> [Directions]
Reproduce the records below in full and exactly, without their images.

(Lines of data)
..........

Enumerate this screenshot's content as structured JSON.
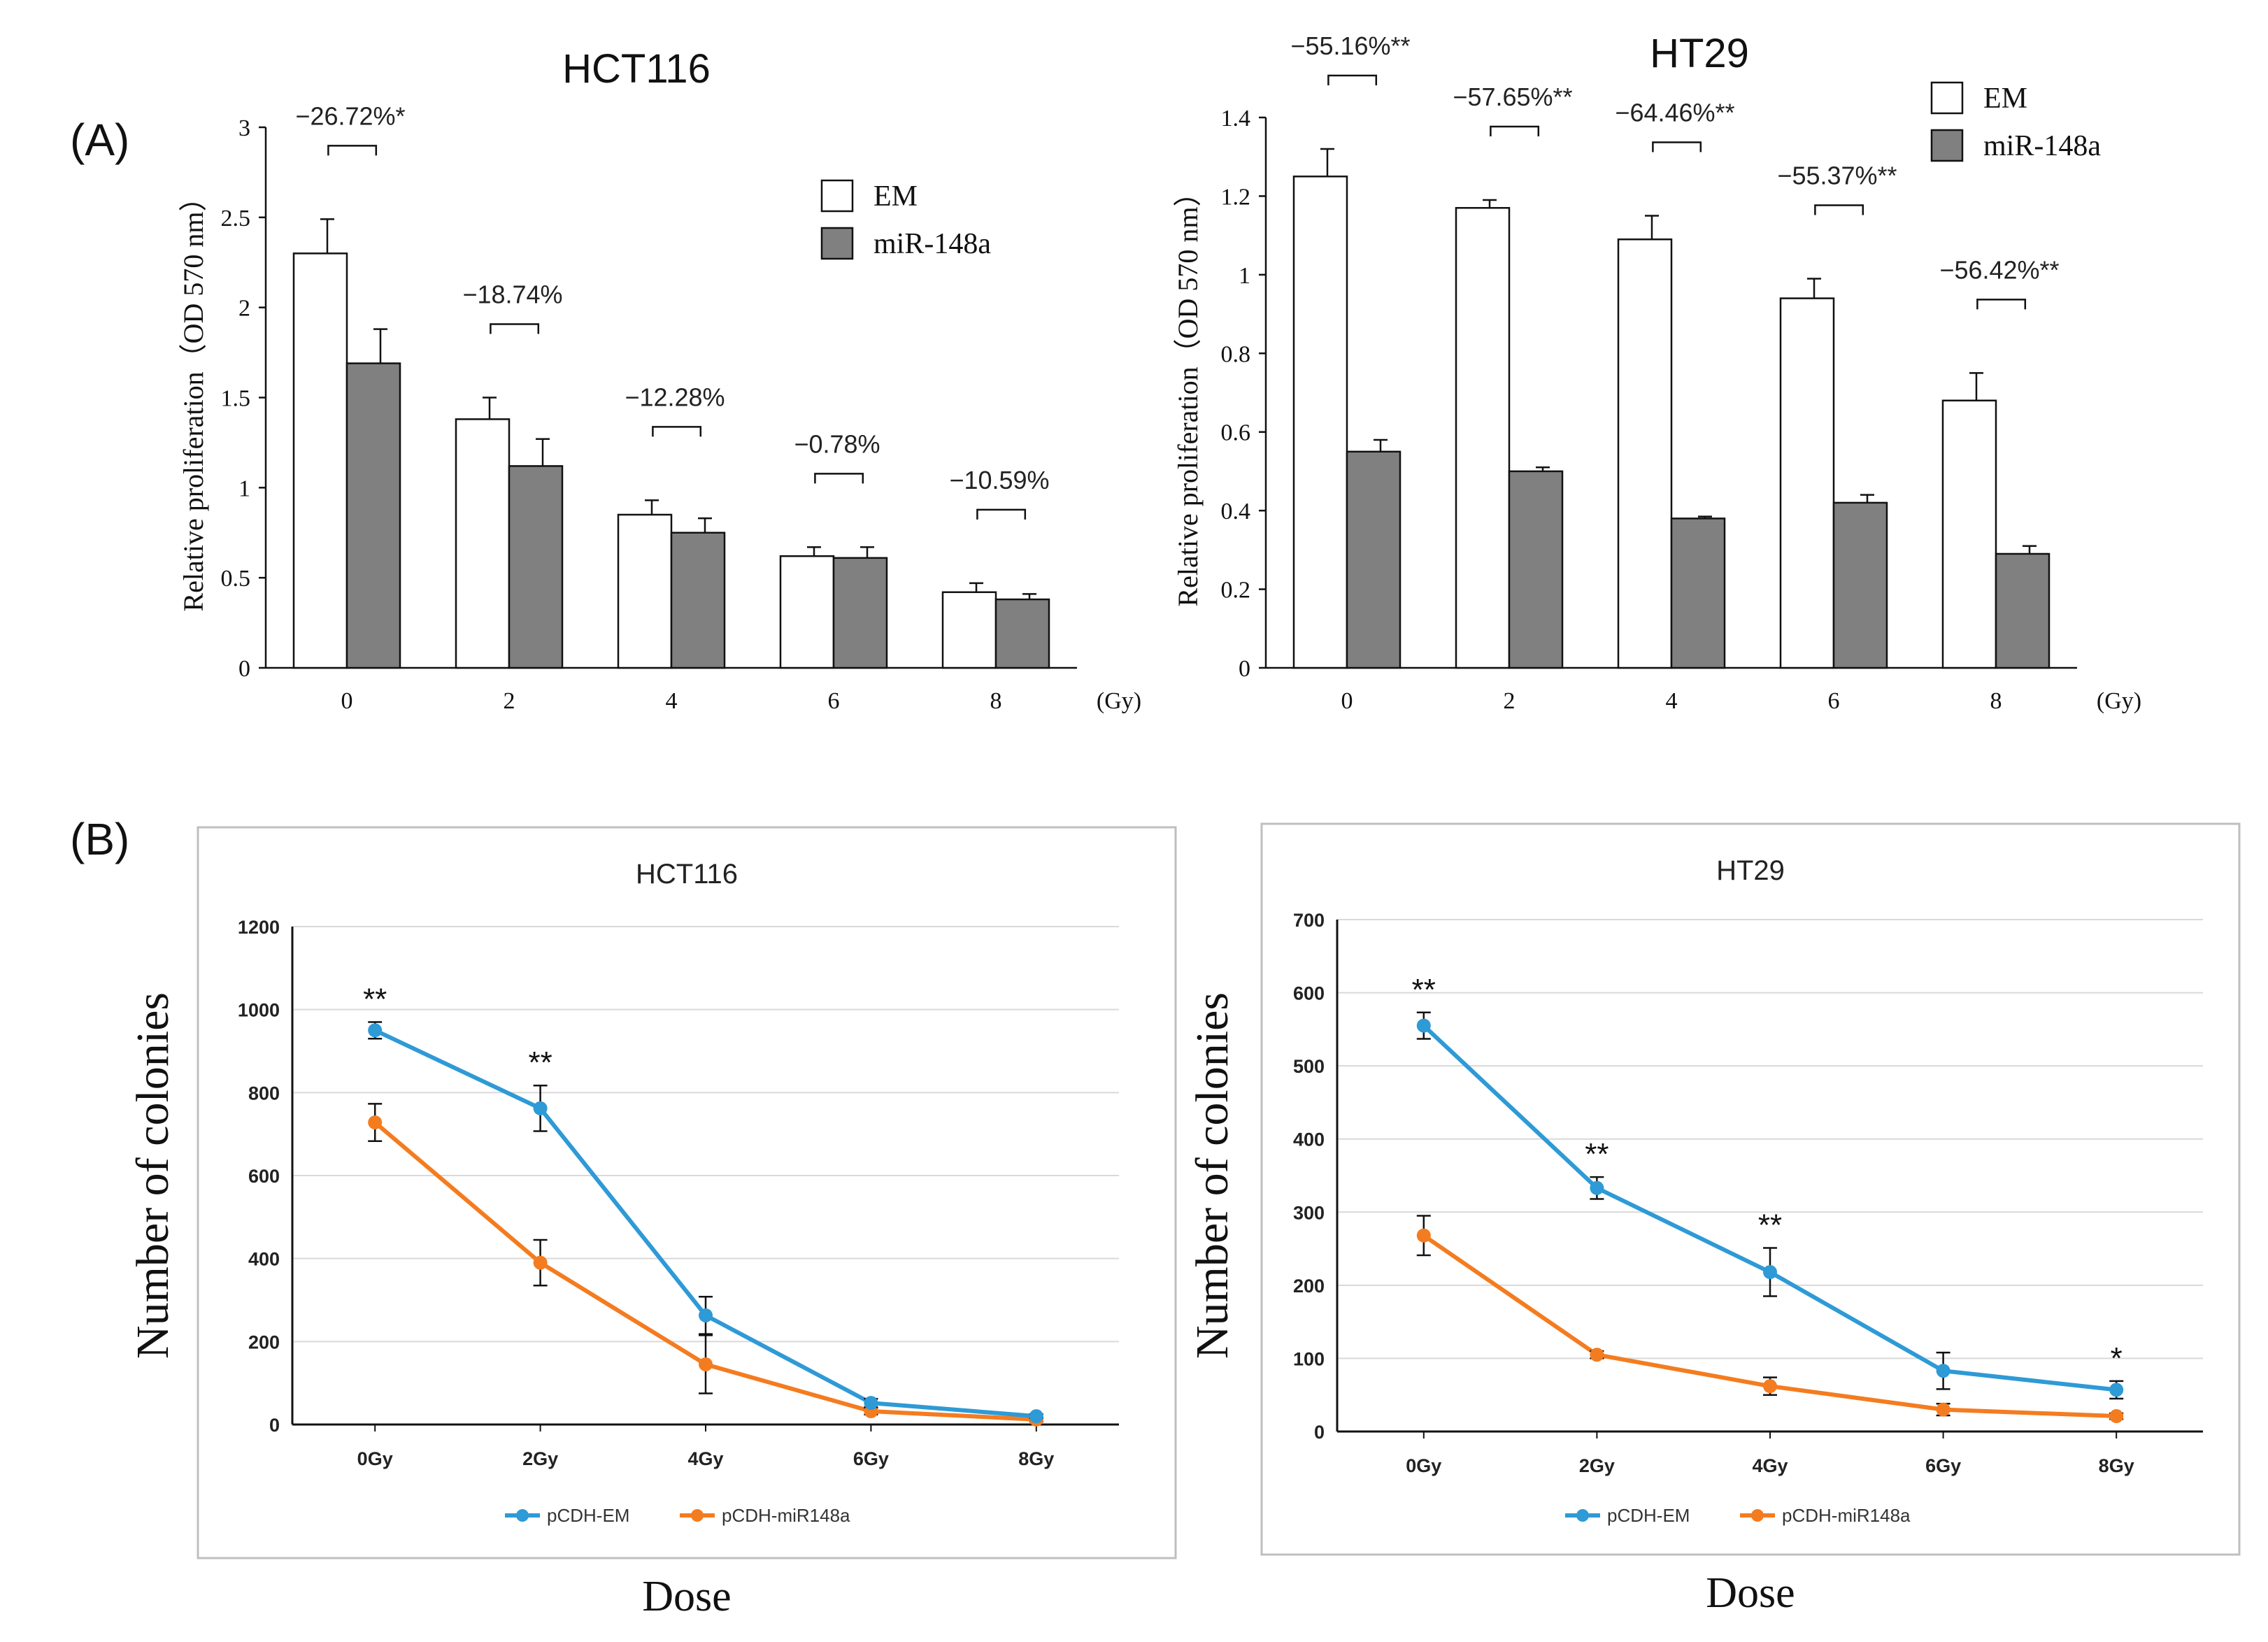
{
  "panel_labels": {
    "a": "(A)",
    "b": "(B)"
  },
  "colors": {
    "em_bar": "#ffffff",
    "mir_bar": "#808080",
    "em_line": "#2e9ad6",
    "mir_line": "#f47c20",
    "grid": "#d9d9d9",
    "frame": "#bfbfbf"
  },
  "chart_data": [
    {
      "type": "bar",
      "title": "HCT116",
      "ylabel": "Relative proliferation（OD 570 nm）",
      "xlabel": "",
      "unit": "(Gy)",
      "categories": [
        "0",
        "2",
        "4",
        "6",
        "8"
      ],
      "ylim": [
        0,
        3
      ],
      "yticks": [
        "0",
        "0.5",
        "1",
        "1.5",
        "2",
        "2.5",
        "3"
      ],
      "series": [
        {
          "name": "EM",
          "values": [
            2.3,
            1.38,
            0.85,
            0.62,
            0.42
          ],
          "errors": [
            0.19,
            0.12,
            0.08,
            0.05,
            0.05
          ]
        },
        {
          "name": "miR-148a",
          "values": [
            1.69,
            1.12,
            0.75,
            0.61,
            0.38
          ],
          "errors": [
            0.19,
            0.15,
            0.08,
            0.06,
            0.03
          ]
        }
      ],
      "annotations": [
        "−26.72%*",
        "−18.74%",
        "−12.28%",
        "−0.78%",
        "−10.59%"
      ],
      "legend": [
        "EM",
        "miR-148a"
      ]
    },
    {
      "type": "bar",
      "title": "HT29",
      "ylabel": "Relative proliferation（OD 570 nm）",
      "xlabel": "",
      "unit": "(Gy)",
      "categories": [
        "0",
        "2",
        "4",
        "6",
        "8"
      ],
      "ylim": [
        0,
        1.4
      ],
      "yticks": [
        "0",
        "0.2",
        "0.4",
        "0.6",
        "0.8",
        "1",
        "1.2",
        "1.4"
      ],
      "series": [
        {
          "name": "EM",
          "values": [
            1.25,
            1.17,
            1.09,
            0.94,
            0.68
          ],
          "errors": [
            0.07,
            0.02,
            0.06,
            0.05,
            0.07
          ]
        },
        {
          "name": "miR-148a",
          "values": [
            0.55,
            0.5,
            0.38,
            0.42,
            0.29
          ],
          "errors": [
            0.03,
            0.01,
            0.005,
            0.02,
            0.02
          ]
        }
      ],
      "annotations": [
        "−55.16%**",
        "−57.65%**",
        "−64.46%**",
        "−55.37%**",
        "−56.42%**"
      ],
      "legend": [
        "EM",
        "miR-148a"
      ]
    },
    {
      "type": "line",
      "title": "HCT116",
      "xlabel": "Dose",
      "ylabel": "Number of colonies",
      "categories": [
        "0Gy",
        "2Gy",
        "4Gy",
        "6Gy",
        "8Gy"
      ],
      "ylim": [
        0,
        1200
      ],
      "yticks": [
        "0",
        "200",
        "400",
        "600",
        "800",
        "1000",
        "1200"
      ],
      "series": [
        {
          "name": "pCDH-EM",
          "values": [
            950,
            762,
            263,
            52,
            20
          ],
          "errors": [
            20,
            55,
            45,
            10,
            5
          ]
        },
        {
          "name": "pCDH-miR148a",
          "values": [
            728,
            390,
            145,
            32,
            12
          ],
          "errors": [
            45,
            55,
            70,
            8,
            5
          ]
        }
      ],
      "stars": [
        "**",
        "**",
        "",
        "",
        ""
      ],
      "legend": [
        "pCDH-EM",
        "pCDH-miR148a"
      ]
    },
    {
      "type": "line",
      "title": "HT29",
      "xlabel": "Dose",
      "ylabel": "Number of colonies",
      "categories": [
        "0Gy",
        "2Gy",
        "4Gy",
        "6Gy",
        "8Gy"
      ],
      "ylim": [
        0,
        700
      ],
      "yticks": [
        "0",
        "100",
        "200",
        "300",
        "400",
        "500",
        "600",
        "700"
      ],
      "series": [
        {
          "name": "pCDH-EM",
          "values": [
            555,
            333,
            218,
            83,
            57
          ],
          "errors": [
            18,
            15,
            33,
            25,
            12
          ]
        },
        {
          "name": "pCDH-miR148a",
          "values": [
            268,
            105,
            62,
            30,
            21
          ],
          "errors": [
            27,
            5,
            12,
            8,
            4
          ]
        }
      ],
      "stars": [
        "**",
        "**",
        "**",
        "",
        "*"
      ],
      "legend": [
        "pCDH-EM",
        "pCDH-miR148a"
      ]
    }
  ]
}
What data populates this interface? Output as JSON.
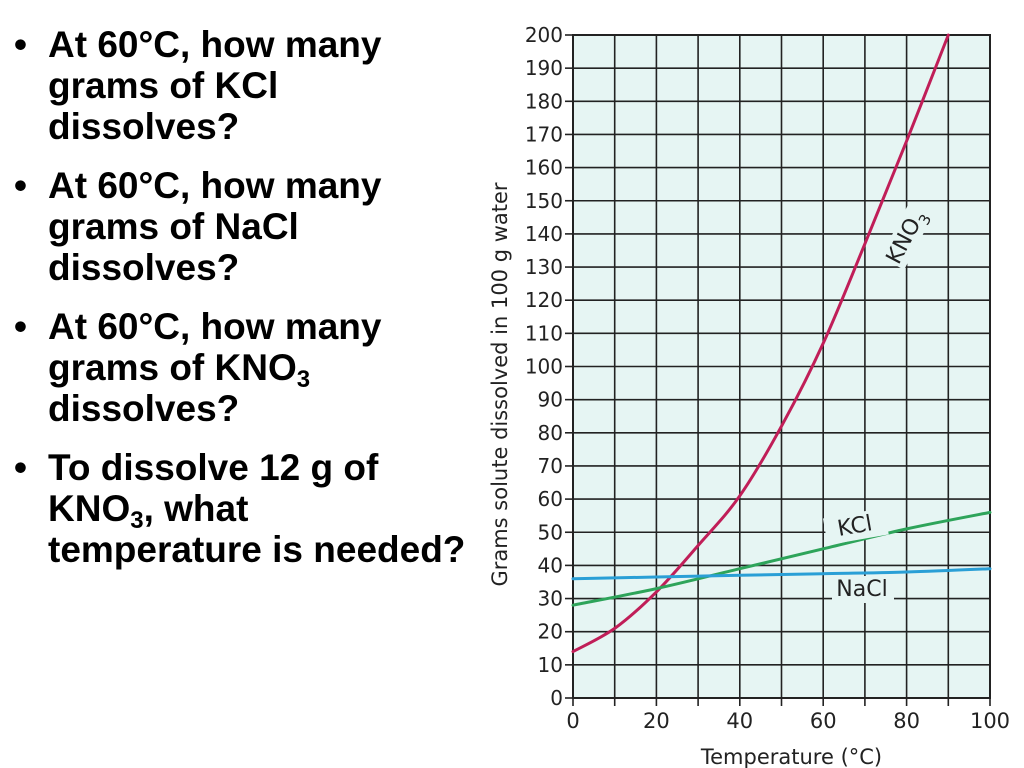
{
  "bullet_char": "•",
  "questions": [
    {
      "parts": [
        "At 60°C, how many grams of KCl dissolves?"
      ]
    },
    {
      "parts": [
        "At 60°C, how many grams of NaCl dissolves?"
      ]
    },
    {
      "parts": [
        "At 60°C, how many grams of KNO",
        "3",
        " dissolves?"
      ]
    },
    {
      "parts": [
        "To dissolve 12 g of KNO",
        "3",
        ", what temperature is needed?"
      ]
    }
  ],
  "chart_data": {
    "type": "line",
    "xlabel": "Temperature (°C)",
    "ylabel": "Grams solute dissolved in 100 g water",
    "xlim": [
      0,
      100
    ],
    "ylim": [
      0,
      200
    ],
    "xticks": [
      0,
      20,
      40,
      60,
      80,
      100
    ],
    "yticks": [
      0,
      10,
      20,
      30,
      40,
      50,
      60,
      70,
      80,
      90,
      100,
      110,
      120,
      130,
      140,
      150,
      160,
      170,
      180,
      190,
      200
    ],
    "grid": true,
    "background": "#e6f5f3",
    "series": [
      {
        "name": "KNO3",
        "label_main": "KNO",
        "label_sub": "3",
        "color": "#c01e58",
        "x": [
          0,
          10,
          20,
          30,
          40,
          50,
          60,
          70,
          80,
          90
        ],
        "y": [
          14,
          21,
          32,
          46,
          61,
          82,
          107,
          137,
          168,
          200
        ]
      },
      {
        "name": "KCl",
        "label_main": "KCl",
        "label_sub": "",
        "color": "#2ea45a",
        "x": [
          0,
          20,
          40,
          60,
          80,
          100
        ],
        "y": [
          28,
          33,
          39,
          45,
          51,
          56
        ]
      },
      {
        "name": "NaCl",
        "label_main": "NaCl",
        "label_sub": "",
        "color": "#2a9fd6",
        "x": [
          0,
          20,
          40,
          60,
          80,
          100
        ],
        "y": [
          36,
          36.5,
          37,
          37.5,
          38,
          39
        ]
      }
    ]
  }
}
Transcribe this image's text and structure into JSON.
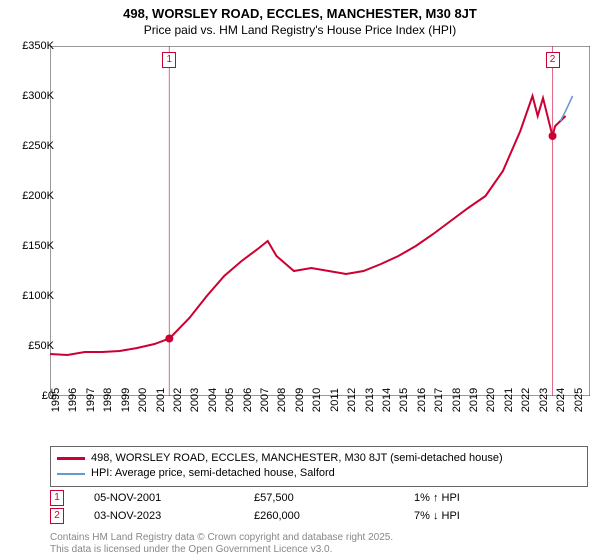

..........

> [Result for this exercise]
Enumerate this screenshot's content as structured JSON.
{
  "panel_labels": {
    "a": "(A)",
    "b": "(B)"
  },
  "colors": {
    "em_bar": "#ffffff",
    "mir_bar": "#808080",
    "em_line": "#2e9ad6",
    "mir_line": "#f47c20",
    "grid": "#d9d9d9",
    "frame": "#bfbfbf"
  },
  "chart_data": [
    {
      "type": "bar",
      "title": "HCT116",
      "ylabel": "Relative proliferation（OD 570 nm）",
      "xlabel": "",
      "unit": "(Gy)",
      "categories": [
        "0",
        "2",
        "4",
        "6",
        "8"
      ],
      "ylim": [
        0,
        3
      ],
      "yticks": [
        "0",
        "0.5",
        "1",
        "1.5",
        "2",
        "2.5",
        "3"
      ],
      "series": [
        {
          "name": "EM",
          "values": [
            2.3,
            1.38,
            0.85,
            0.62,
            0.42
          ],
          "errors": [
            0.19,
            0.12,
            0.08,
            0.05,
            0.05
          ]
        },
        {
          "name": "miR-148a",
          "values": [
            1.69,
            1.12,
            0.75,
            0.61,
            0.38
          ],
          "errors": [
            0.19,
            0.15,
            0.08,
            0.06,
            0.03
          ]
        }
      ],
      "annotations": [
        "−26.72%*",
        "−18.74%",
        "−12.28%",
        "−0.78%",
        "−10.59%"
      ],
      "legend": [
        "EM",
        "miR-148a"
      ]
    },
    {
      "type": "bar",
      "title": "HT29",
      "ylabel": "Relative proliferation（OD 570 nm）",
      "xlabel": "",
      "unit": "(Gy)",
      "categories": [
        "0",
        "2",
        "4",
        "6",
        "8"
      ],
      "ylim": [
        0,
        1.4
      ],
      "yticks": [
        "0",
        "0.2",
        "0.4",
        "0.6",
        "0.8",
        "1",
        "1.2",
        "1.4"
      ],
      "series": [
        {
          "name": "EM",
          "values": [
            1.25,
            1.17,
            1.09,
            0.94,
            0.68
          ],
          "errors": [
            0.07,
            0.02,
            0.06,
            0.05,
            0.07
          ]
        },
        {
          "name": "miR-148a",
          "values": [
            0.55,
            0.5,
            0.38,
            0.42,
            0.29
          ],
          "errors": [
            0.03,
            0.01,
            0.005,
            0.02,
            0.02
          ]
        }
      ],
      "annotations": [
        "−55.16%**",
        "−57.65%**",
        "−64.46%**",
        "−55.37%**",
        "−56.42%**"
      ],
      "legend": [
        "EM",
        "miR-148a"
      ]
    },
    {
      "type": "line",
      "title": "HCT116",
      "xlabel": "Dose",
      "ylabel": "Number of colonies",
      "categories": [
        "0Gy",
        "2Gy",
        "4Gy",
        "6Gy",
        "8Gy"
      ],
      "ylim": [
        0,
        1200
      ],
      "yticks": [
        "0",
        "200",
        "400",
        "600",
        "800",
        "1000",
        "1200"
      ],
      "series": [
        {
          "name": "pCDH-EM",
          "values": [
            950,
            762,
            263,
            52,
            20
          ],
          "errors": [
            20,
            55,
            45,
            10,
            5
          ]
        },
        {
          "name": "pCDH-miR148a",
          "values": [
            728,
            390,
            145,
            32,
            12
          ],
          "errors": [
            45,
            55,
            70,
            8,
            5
          ]
        }
      ],
      "stars": [
        "**",
        "**",
        "",
        "",
        ""
      ],
      "legend": [
        "pCDH-EM",
        "pCDH-miR148a"
      ]
    },
    {
      "type": "line",
      "title": "HT29",
      "xlabel": "Dose",
      "ylabel": "Number of colonies",
      "categories": [
        "0Gy",
        "2Gy",
        "4Gy",
        "6Gy",
        "8Gy"
      ],
      "ylim": [
        0,
        700
      ],
      "yticks": [
        "0",
        "100",
        "200",
        "300",
        "400",
        "500",
        "600",
        "700"
      ],
      "series": [
        {
          "name": "pCDH-EM",
          "values": [
            555,
            333,
            218,
            83,
            57
          ],
          "errors": [
            18,
            15,
            33,
            25,
            12
          ]
        },
        {
          "name": "pCDH-miR148a",
          "values": [
            268,
            105,
            62,
            30,
            21
          ],
          "errors": [
            27,
            5,
            12,
            8,
            4
          ]
        }
      ],
      "stars": [
        "**",
        "**",
        "**",
        "",
        "*"
      ],
      "legend": [
        "pCDH-EM",
        "pCDH-miR148a"
      ]
    }
  ]
}
What data populates this interface? Output as JSON.
{
  "bullet_char": "•",
  "questions": [
    {
      "parts": [
        "At 60°C, how many grams of KCl dissolves?"
      ]
    },
    {
      "parts": [
        "At 60°C, how many grams of NaCl dissolves?"
      ]
    },
    {
      "parts": [
        "At 60°C, how many grams of KNO",
        "3",
        " dissolves?"
      ]
    },
    {
      "parts": [
        "To dissolve 12 g of KNO",
        "3",
        ", what temperature is needed?"
      ]
    }
  ],
  "chart_data": {
    "type": "line",
    "xlabel": "Temperature (°C)",
    "ylabel": "Grams solute dissolved in 100 g water",
    "xlim": [
      0,
      100
    ],
    "ylim": [
      0,
      200
    ],
    "xticks": [
      0,
      20,
      40,
      60,
      80,
      100
    ],
    "yticks": [
      0,
      10,
      20,
      30,
      40,
      50,
      60,
      70,
      80,
      90,
      100,
      110,
      120,
      130,
      140,
      150,
      160,
      170,
      180,
      190,
      200
    ],
    "grid": true,
    "background": "#e6f5f3",
    "series": [
      {
        "name": "KNO3",
        "label_main": "KNO",
        "label_sub": "3",
        "color": "#c01e58",
        "x": [
          0,
          10,
          20,
          30,
          40,
          50,
          60,
          70,
          80,
          90
        ],
        "y": [
          14,
          21,
          32,
          46,
          61,
          82,
          107,
          137,
          168,
          200
        ]
      },
      {
        "name": "KCl",
        "label_main": "KCl",
        "label_sub": "",
        "color": "#2ea45a",
        "x": [
          0,
          20,
          40,
          60,
          80,
          100
        ],
        "y": [
          28,
          33,
          39,
          45,
          51,
          56
        ]
      },
      {
        "name": "NaCl",
        "label_main": "NaCl",
        "label_sub": "",
        "color": "#2a9fd6",
        "x": [
          0,
          20,
          40,
          60,
          80,
          100
        ],
        "y": [
          36,
          36.5,
          37,
          37.5,
          38,
          39
        ]
      }
    ]
  }
}
Transcribe this image's text and structure into JSON.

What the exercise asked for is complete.